Segment Start: Passage for review

Entrepreneurial Farmer Creates Organic Orchard in Norfolk
Pastoral View Preserved
By Rosanna Trestman
In the early 1800s, traffic along Norfolk’s Winchester Road bustled with activity. Farmers prodded cattle while ladies and gentlemen rode carriages to the once-thriving town of Winchester Center. On the way, they enjoyed expansive vistas of meadows and ponds. Over time, the views have become mostly residential, with the exception of Beecher farm at the road’s southern tip, which held on to its rural character until recently, when it was broken into lots and purchased by a developer.
In 2000, rural farming was vanishing, but Joanne Charon, an out-of-towner, was searching for a site suitable for agriculture. Rescuing the Beecher land from development, she purchased approximately 10 acres of land with a small pond which had the potential to support an orchard. Ten years later she was picking her first apples.
Charon’s mission was to provide a healthy legacy for the next generation, and agriculture was a means to that end. “We have to look to the kids’ futures,” she says. “It’s great if kids eat their veggies, but not if they have been treated with pesticides or handled carelessly.”

Segment End: Passage for review

**Tasks and exercises**
a: Using the article on the Norfolk orchard, answer each question on its own line:
(i) Which road does the article describe as bustling with activity in the early 1800s?
(ii) About how much land did Joanne Charon purchase?
(iii) How long after the purchase was she picking her first apples?
b: In one to three sentences, explain why Joanne Charon took up agriculture, according to the article on the Norfolk orchard.

Segment Start: Source information

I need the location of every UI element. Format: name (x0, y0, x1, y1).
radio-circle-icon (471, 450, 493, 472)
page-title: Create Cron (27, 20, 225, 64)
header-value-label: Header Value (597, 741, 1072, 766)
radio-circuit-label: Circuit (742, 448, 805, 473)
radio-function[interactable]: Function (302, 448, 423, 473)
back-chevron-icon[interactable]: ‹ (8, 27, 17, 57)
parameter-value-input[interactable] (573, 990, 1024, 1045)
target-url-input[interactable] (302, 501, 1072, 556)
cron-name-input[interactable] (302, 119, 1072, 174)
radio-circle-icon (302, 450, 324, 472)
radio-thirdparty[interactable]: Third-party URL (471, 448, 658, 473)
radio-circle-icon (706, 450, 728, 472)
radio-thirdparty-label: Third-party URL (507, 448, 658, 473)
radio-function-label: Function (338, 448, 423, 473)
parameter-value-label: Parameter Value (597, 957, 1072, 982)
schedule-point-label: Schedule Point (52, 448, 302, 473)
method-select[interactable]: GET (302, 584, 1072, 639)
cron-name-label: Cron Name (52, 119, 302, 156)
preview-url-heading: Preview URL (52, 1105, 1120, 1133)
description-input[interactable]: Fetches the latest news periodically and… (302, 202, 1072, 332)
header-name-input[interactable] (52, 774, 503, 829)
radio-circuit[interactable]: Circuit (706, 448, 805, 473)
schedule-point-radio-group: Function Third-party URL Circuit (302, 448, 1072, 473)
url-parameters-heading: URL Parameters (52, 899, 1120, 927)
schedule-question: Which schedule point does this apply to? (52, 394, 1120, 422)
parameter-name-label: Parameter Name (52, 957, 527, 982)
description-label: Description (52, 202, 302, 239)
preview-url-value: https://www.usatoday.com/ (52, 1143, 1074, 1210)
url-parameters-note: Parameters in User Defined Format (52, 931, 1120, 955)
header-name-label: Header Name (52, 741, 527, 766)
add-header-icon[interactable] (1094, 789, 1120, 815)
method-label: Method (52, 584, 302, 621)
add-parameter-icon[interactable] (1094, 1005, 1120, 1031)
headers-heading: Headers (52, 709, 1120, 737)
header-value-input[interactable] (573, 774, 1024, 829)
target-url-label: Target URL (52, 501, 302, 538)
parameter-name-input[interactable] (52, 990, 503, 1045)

Segment End: Source information

**Expected results**
a:
(i) Norfolk's Winchester Road.
(ii) Approximately 10 acres, with a small pond.
(iii) Ten years.

b: Charon's mission was to provide a healthy legacy for the next generation, and agriculture was a means to that end. In her words, it is good if kids eat their veggies, but not if those vegetables have been treated with pesticides or handled carelessly.